▶ [WHAT YOU NEED TO DO] Scan the lines below for the string "percent" and report how many lines contain it, giving only the number.

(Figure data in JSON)
--- begin ---

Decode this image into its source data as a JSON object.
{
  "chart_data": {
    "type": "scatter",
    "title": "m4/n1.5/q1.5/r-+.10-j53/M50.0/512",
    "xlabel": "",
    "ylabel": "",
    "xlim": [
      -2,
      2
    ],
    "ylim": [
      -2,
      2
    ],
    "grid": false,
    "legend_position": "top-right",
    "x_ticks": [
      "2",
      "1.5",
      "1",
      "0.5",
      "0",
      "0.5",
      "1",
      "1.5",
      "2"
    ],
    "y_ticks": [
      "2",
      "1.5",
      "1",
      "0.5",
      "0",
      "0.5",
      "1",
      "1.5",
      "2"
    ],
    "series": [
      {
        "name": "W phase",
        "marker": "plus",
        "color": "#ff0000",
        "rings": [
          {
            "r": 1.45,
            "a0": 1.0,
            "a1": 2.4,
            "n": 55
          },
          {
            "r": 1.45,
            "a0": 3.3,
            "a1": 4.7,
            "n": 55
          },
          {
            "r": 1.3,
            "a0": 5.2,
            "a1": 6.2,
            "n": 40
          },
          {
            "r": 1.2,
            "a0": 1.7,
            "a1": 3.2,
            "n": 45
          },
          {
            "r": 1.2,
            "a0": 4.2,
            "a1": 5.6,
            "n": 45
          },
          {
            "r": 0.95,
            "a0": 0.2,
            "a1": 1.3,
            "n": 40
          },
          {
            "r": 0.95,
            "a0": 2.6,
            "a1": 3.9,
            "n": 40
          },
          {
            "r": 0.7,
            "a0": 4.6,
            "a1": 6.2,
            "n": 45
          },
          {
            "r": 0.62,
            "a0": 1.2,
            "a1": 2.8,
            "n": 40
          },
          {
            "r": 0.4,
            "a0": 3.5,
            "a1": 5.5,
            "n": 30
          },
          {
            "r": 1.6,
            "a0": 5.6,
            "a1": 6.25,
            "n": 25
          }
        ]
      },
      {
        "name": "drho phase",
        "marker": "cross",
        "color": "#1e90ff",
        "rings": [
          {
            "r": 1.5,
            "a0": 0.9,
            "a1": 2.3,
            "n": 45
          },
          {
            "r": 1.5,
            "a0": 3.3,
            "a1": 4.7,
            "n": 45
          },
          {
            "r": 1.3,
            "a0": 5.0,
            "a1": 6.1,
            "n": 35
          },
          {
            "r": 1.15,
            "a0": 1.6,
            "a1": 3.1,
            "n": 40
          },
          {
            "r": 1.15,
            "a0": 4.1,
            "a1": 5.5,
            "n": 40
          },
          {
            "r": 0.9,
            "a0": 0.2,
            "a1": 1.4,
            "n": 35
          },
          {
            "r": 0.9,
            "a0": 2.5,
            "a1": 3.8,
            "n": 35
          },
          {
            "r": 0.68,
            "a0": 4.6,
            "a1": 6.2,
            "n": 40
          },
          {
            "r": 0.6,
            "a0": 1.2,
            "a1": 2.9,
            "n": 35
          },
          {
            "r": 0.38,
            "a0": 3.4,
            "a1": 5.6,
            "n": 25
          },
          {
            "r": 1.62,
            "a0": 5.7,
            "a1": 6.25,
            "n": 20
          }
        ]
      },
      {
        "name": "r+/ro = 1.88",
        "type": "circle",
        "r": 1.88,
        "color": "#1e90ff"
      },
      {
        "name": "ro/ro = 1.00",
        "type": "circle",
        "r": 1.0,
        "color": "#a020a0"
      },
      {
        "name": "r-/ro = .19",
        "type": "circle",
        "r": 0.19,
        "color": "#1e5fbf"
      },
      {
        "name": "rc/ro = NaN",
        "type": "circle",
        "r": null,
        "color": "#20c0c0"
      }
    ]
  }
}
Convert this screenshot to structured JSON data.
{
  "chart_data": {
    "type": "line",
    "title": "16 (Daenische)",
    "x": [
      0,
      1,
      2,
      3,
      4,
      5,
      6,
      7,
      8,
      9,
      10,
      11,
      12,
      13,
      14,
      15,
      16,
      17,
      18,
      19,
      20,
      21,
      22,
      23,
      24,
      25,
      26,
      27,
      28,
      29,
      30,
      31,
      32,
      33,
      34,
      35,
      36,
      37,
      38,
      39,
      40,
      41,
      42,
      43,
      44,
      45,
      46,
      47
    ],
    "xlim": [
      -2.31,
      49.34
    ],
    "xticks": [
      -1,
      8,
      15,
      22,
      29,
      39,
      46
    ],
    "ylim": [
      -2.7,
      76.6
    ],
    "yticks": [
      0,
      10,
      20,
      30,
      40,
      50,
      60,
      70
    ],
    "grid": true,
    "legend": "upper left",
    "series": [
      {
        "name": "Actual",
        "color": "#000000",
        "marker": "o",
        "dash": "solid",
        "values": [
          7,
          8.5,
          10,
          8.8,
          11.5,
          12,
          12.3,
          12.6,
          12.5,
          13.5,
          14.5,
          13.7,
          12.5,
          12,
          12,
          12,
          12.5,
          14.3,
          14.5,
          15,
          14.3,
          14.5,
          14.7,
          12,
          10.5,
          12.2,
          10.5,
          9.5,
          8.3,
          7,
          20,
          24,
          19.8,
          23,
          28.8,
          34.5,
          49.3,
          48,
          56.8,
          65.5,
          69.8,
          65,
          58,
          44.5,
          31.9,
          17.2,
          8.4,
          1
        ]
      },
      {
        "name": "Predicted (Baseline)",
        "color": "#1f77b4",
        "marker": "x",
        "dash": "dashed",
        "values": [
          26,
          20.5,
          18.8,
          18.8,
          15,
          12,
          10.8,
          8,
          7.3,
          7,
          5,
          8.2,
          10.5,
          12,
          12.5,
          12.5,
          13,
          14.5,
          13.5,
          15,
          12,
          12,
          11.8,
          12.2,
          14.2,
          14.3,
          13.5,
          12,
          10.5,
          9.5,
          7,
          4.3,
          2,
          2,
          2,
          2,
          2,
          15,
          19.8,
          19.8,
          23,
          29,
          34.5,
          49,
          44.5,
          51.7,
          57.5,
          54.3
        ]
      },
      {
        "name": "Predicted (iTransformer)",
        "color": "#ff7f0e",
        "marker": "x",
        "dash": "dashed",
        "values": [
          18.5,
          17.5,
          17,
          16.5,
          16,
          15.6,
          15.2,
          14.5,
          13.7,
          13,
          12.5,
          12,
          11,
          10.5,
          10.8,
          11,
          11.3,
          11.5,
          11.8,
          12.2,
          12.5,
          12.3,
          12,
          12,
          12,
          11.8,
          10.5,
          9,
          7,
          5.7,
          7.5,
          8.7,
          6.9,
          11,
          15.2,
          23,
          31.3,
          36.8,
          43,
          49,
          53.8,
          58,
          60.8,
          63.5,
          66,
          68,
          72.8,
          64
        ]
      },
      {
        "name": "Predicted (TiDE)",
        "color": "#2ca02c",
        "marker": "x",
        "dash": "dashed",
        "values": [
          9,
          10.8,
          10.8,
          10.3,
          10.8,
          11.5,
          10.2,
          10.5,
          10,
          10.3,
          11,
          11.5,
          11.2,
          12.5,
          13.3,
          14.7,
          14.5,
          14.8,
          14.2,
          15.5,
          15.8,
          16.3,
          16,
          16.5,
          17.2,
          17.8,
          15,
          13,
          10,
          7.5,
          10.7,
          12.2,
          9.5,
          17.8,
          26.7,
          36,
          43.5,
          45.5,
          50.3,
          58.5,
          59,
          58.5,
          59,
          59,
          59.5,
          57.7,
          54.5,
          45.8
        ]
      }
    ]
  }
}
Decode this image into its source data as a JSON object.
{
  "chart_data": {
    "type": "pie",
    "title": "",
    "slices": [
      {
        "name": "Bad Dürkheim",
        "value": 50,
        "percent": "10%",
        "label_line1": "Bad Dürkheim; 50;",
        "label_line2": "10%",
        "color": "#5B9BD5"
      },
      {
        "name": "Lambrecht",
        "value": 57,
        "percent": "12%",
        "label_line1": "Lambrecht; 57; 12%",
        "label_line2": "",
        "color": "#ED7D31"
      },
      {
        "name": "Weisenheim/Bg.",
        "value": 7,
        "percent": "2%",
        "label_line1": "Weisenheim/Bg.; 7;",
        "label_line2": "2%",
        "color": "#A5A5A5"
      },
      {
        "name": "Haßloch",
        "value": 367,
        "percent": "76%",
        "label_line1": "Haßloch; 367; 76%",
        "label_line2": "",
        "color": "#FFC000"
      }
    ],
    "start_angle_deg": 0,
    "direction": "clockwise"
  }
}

--- end ---

▶ [RESPONSE] 4